> What is asked
Copy the stretch of the data below, from its first line through the line containing "bar-row: Bottleneck result xyxy=(0,150,402,170)", word for word.

=======

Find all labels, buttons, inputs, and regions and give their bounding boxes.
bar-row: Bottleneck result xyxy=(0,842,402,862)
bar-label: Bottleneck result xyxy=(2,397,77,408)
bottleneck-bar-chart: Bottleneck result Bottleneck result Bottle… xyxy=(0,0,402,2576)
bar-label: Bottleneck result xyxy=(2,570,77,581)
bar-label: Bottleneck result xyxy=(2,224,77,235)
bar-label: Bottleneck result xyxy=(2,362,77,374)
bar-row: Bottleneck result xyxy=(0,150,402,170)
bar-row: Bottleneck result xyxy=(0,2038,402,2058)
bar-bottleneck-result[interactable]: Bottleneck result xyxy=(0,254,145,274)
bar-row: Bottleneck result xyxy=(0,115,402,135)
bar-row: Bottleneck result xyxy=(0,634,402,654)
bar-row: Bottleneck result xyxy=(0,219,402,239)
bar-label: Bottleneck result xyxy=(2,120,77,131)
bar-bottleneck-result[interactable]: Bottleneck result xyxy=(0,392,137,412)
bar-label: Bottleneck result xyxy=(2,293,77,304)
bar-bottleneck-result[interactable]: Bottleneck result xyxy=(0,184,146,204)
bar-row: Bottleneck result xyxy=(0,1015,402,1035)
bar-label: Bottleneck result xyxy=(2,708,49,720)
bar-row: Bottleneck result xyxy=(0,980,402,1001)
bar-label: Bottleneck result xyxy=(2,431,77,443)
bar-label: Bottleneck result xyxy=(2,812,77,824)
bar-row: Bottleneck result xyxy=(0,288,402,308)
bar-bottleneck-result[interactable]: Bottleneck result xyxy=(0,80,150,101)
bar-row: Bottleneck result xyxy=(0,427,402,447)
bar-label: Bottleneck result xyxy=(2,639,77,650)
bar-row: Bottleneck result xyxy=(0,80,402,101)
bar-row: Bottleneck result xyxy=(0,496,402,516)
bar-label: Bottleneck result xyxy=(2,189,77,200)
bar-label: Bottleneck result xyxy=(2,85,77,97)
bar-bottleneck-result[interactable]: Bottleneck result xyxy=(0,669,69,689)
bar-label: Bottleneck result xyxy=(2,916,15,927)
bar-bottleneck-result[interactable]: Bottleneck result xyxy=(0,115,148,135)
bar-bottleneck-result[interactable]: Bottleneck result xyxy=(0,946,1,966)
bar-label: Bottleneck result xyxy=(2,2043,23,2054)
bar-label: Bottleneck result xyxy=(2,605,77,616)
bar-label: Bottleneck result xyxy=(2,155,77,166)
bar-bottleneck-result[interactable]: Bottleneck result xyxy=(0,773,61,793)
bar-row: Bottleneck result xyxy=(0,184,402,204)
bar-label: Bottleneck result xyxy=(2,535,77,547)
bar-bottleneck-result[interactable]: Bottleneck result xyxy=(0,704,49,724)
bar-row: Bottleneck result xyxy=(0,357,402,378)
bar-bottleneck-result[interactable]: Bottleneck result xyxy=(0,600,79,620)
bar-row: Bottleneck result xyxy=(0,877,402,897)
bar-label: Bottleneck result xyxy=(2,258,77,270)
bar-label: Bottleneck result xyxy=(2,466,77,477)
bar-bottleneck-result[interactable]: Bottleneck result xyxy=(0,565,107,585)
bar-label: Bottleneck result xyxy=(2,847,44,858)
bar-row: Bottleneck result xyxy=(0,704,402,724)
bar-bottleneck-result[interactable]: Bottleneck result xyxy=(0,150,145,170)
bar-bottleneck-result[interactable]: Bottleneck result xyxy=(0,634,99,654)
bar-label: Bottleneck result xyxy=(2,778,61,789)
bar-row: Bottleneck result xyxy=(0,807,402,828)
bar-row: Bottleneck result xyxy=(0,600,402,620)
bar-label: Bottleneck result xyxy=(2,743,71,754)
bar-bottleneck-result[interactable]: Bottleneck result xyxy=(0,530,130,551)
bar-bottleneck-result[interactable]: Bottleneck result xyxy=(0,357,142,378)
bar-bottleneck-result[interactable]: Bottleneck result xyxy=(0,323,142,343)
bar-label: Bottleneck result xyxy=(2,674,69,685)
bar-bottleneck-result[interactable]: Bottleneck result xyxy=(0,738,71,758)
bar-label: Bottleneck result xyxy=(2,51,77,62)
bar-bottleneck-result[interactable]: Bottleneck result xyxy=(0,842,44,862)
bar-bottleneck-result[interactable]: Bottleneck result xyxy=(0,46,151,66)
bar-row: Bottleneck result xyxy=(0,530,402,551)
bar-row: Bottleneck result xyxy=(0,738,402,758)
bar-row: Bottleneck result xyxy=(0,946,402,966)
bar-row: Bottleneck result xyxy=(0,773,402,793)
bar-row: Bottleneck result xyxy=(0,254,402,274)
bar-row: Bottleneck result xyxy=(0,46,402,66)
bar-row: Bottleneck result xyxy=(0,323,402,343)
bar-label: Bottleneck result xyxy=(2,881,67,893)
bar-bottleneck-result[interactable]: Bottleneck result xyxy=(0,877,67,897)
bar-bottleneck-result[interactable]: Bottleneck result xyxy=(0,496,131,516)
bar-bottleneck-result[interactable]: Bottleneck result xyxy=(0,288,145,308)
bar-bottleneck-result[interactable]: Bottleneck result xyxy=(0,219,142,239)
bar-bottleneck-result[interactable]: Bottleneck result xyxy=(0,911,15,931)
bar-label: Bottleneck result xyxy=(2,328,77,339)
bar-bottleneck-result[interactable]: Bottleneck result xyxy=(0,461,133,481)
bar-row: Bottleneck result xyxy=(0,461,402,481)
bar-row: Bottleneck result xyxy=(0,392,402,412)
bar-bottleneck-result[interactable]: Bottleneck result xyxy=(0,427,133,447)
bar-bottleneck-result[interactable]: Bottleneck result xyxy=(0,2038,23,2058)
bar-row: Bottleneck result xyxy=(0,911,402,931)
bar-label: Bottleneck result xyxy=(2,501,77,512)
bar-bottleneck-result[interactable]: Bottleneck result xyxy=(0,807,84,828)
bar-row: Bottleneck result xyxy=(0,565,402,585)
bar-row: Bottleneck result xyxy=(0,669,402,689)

=======

> Response
Find all labels, buttons, inputs, and regions and give their bounding boxes.
bar-row: Bottleneck result xyxy=(0,842,402,862)
bar-label: Bottleneck result xyxy=(2,397,77,408)
bottleneck-bar-chart: Bottleneck result Bottleneck result Bottle… xyxy=(0,0,402,2576)
bar-label: Bottleneck result xyxy=(2,570,77,581)
bar-label: Bottleneck result xyxy=(2,224,77,235)
bar-label: Bottleneck result xyxy=(2,362,77,374)
bar-row: Bottleneck result xyxy=(0,150,402,170)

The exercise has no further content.